Below is a block of records; reproduce all of them exactly and leave out any pictures.
— begin SUPPLIED DATA —
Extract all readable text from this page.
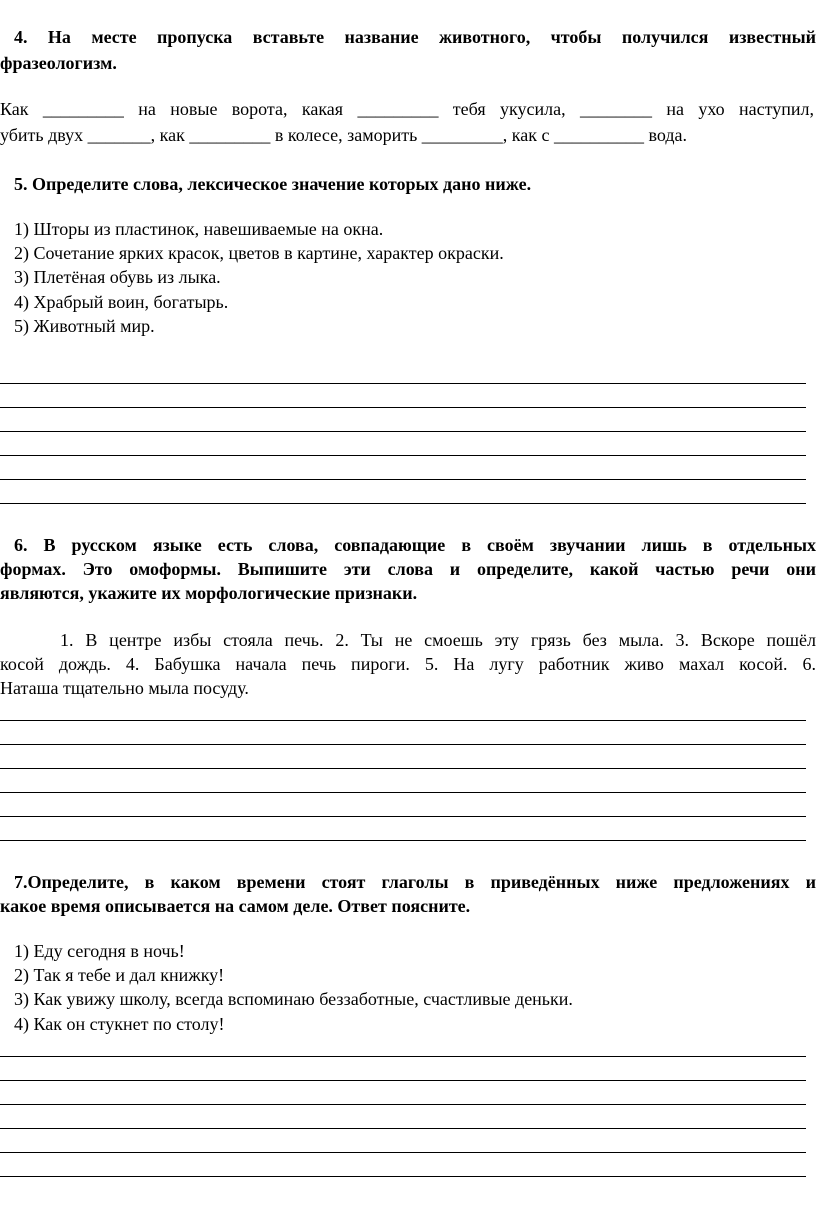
4. На месте пропуска вставьте название животного, чтобы получился известный
фразеологизм.
Как _________ на новые ворота, какая _________ тебя укусила, ________ на ухо наступил,
убить двух _______, как _________ в колесе, заморить _________, как с __________ вода.
5. Определите слова, лексическое значение которых дано ниже.
1) Шторы из пластинок, навешиваемые на окна.
2) Сочетание ярких красок, цветов в картине, характер окраски.
3) Плетёная обувь из лыка.
4) Храбрый воин, богатырь.
5) Животный мир.
6. В русском языке есть слова, совпадающие в своём звучании лишь в отдельных
формах. Это омоформы. Выпишите эти слова и определите, какой частью речи они
являются, укажите их морфологические признаки.
1. В центре избы стояла печь. 2. Ты не смоешь эту грязь без мыла. 3. Вскоре пошёл
косой дождь. 4. Бабушка начала печь пироги. 5. На лугу работник живо махал косой. 6.
Наташа тщательно мыла посуду.
7.Определите, в каком времени стоят глаголы в приведённых ниже предложениях и
какое время описывается на самом деле. Ответ поясните.
1) Еду сегодня в ночь!
2) Так я тебе и дал книжку!
3) Как увижу школу, всегда вспоминаю беззаботные, счастливые деньки.
4) Как он стукнет по столу!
— end SUPPLIED DATA —
◆ ANSWER TO THIS PROBLEM ◆
Extract all readable text from this page.
4. На месте пропуска вставьте название животного, чтобы получился известный
фразеологизм.
Как _________ на новые ворота, какая _________ тебя укусила, ________ на ухо наступил,
убить двух _______, как _________ в колесе, заморить _________, как с __________ вода.
5. Определите слова, лексическое значение которых дано ниже.
1) Шторы из пластинок, навешиваемые на окна.
2) Сочетание ярких красок, цветов в картине, характер окраски.
3) Плетёная обувь из лыка.
4) Храбрый воин, богатырь.
5) Животный мир.
6. В русском языке есть слова, совпадающие в своём звучании лишь в отдельных
формах. Это омоформы. Выпишите эти слова и определите, какой частью речи они
являются, укажите их морфологические признаки.
1. В центре избы стояла печь. 2. Ты не смоешь эту грязь без мыла. 3. Вскоре пошёл
косой дождь. 4. Бабушка начала печь пироги. 5. На лугу работник живо махал косой. 6.
Наташа тщательно мыла посуду.
7.Определите, в каком времени стоят глаголы в приведённых ниже предложениях и
какое время описывается на самом деле. Ответ поясните.
1) Еду сегодня в ночь!
2) Так я тебе и дал книжку!
3) Как увижу школу, всегда вспоминаю беззаботные, счастливые деньки.
4) Как он стукнет по столу!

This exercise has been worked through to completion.